[Supplied information]

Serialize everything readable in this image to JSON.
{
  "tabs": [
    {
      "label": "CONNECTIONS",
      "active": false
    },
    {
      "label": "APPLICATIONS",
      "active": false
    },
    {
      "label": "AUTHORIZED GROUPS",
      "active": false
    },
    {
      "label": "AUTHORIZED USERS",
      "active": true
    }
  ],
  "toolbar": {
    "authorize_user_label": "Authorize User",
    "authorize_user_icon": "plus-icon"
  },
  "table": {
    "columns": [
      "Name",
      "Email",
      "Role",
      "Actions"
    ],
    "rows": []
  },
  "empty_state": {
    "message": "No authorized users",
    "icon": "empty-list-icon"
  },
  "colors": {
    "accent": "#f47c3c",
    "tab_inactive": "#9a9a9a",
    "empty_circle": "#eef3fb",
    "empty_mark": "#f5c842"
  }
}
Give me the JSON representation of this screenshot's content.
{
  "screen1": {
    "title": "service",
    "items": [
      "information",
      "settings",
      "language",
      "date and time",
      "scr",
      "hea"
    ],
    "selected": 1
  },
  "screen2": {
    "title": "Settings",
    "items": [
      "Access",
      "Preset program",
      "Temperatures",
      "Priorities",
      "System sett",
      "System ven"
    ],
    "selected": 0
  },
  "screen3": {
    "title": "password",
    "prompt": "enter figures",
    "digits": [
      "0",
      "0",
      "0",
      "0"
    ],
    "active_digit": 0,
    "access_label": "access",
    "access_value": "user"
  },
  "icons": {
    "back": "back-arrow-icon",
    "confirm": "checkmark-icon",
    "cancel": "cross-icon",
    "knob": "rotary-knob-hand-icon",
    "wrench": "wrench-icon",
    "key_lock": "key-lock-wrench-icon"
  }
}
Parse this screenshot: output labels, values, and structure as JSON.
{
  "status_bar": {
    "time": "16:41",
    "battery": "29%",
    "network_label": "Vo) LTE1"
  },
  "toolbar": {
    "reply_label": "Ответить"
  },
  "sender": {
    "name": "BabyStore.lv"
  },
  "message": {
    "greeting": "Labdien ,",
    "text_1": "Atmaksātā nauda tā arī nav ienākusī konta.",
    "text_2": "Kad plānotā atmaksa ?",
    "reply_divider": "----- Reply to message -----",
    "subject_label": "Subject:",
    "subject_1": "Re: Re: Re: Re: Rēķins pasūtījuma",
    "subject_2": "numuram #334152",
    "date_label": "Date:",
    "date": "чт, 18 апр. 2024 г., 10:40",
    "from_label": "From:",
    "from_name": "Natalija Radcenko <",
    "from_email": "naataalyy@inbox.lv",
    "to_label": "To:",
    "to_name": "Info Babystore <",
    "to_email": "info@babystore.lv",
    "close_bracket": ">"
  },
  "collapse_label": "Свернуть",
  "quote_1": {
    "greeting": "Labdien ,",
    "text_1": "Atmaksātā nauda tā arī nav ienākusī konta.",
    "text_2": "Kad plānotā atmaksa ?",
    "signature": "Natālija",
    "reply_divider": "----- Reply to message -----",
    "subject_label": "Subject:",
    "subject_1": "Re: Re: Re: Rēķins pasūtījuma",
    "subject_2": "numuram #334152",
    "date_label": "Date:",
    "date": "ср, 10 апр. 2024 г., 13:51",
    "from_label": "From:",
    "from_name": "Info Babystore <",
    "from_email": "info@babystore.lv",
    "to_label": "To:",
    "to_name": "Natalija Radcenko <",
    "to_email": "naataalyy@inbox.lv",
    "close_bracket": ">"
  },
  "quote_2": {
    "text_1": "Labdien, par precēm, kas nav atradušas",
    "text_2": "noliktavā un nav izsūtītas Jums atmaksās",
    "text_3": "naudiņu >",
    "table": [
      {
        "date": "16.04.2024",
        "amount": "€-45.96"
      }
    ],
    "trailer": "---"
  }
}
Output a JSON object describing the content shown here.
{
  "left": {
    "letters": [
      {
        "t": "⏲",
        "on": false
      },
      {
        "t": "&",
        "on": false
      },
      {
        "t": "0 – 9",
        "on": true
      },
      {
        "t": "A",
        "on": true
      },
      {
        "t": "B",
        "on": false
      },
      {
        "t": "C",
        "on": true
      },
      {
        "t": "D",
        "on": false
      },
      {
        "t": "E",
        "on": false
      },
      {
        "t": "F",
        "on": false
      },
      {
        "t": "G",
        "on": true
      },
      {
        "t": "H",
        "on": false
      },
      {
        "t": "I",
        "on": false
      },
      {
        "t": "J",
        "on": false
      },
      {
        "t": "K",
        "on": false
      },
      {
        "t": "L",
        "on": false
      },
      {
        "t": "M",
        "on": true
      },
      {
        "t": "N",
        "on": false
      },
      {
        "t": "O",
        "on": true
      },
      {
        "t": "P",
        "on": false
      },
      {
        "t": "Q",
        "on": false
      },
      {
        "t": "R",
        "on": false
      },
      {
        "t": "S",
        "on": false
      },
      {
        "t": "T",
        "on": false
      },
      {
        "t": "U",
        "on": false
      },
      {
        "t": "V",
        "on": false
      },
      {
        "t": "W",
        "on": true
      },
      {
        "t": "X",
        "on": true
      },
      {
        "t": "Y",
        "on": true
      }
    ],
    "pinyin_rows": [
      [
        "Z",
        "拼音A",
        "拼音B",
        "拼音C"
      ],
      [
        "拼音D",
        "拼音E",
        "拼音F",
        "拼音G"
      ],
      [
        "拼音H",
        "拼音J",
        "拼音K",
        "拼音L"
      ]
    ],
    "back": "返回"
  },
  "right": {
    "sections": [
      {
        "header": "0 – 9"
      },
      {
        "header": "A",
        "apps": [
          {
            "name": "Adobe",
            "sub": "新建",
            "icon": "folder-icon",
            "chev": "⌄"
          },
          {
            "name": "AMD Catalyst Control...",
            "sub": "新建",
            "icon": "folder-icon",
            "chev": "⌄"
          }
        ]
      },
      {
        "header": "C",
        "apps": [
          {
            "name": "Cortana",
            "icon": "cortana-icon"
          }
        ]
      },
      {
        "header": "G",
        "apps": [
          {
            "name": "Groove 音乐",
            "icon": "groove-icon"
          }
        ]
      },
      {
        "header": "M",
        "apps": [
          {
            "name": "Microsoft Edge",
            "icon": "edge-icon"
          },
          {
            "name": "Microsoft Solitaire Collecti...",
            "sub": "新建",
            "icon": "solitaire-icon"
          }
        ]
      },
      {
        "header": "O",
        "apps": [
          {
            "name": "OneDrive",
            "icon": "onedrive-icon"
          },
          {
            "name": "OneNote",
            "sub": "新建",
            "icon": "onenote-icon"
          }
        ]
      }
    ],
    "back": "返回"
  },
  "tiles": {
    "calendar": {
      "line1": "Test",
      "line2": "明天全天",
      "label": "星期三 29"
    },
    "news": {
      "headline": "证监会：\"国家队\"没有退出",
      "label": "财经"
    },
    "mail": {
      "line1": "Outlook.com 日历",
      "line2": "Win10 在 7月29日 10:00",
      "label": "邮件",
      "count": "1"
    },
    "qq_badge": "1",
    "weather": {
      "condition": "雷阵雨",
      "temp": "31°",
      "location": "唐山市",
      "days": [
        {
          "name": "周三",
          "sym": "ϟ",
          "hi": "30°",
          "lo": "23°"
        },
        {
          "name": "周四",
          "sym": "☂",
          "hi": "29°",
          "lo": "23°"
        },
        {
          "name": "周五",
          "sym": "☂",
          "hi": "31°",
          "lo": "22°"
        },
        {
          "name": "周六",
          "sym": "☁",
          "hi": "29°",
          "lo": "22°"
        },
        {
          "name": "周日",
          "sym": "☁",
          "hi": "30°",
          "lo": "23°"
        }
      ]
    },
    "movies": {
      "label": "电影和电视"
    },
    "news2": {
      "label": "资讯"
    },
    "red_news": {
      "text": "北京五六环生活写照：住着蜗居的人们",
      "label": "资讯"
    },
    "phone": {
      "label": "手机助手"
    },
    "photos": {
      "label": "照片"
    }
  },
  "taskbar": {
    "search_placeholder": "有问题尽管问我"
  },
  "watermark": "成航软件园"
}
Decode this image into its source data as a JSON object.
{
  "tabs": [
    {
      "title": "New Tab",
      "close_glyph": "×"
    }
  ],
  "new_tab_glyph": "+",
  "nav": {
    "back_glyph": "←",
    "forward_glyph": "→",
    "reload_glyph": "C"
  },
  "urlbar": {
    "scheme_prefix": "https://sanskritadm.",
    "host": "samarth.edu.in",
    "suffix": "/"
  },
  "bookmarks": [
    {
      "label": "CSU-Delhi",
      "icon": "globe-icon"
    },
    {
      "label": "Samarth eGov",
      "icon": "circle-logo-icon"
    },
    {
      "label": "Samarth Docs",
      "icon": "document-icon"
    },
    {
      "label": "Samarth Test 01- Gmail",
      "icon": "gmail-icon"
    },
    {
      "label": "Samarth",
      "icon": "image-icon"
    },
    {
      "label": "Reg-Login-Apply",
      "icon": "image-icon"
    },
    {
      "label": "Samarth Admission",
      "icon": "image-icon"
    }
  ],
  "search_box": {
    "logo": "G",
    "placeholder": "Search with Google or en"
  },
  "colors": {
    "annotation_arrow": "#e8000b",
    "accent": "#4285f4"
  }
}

[What the task asks]
Copy out each line of the records where the string "content" appears.

[Task answer]
Give me the JSON representation of this screenshot's content.
Output a JSON object describing the content shown here.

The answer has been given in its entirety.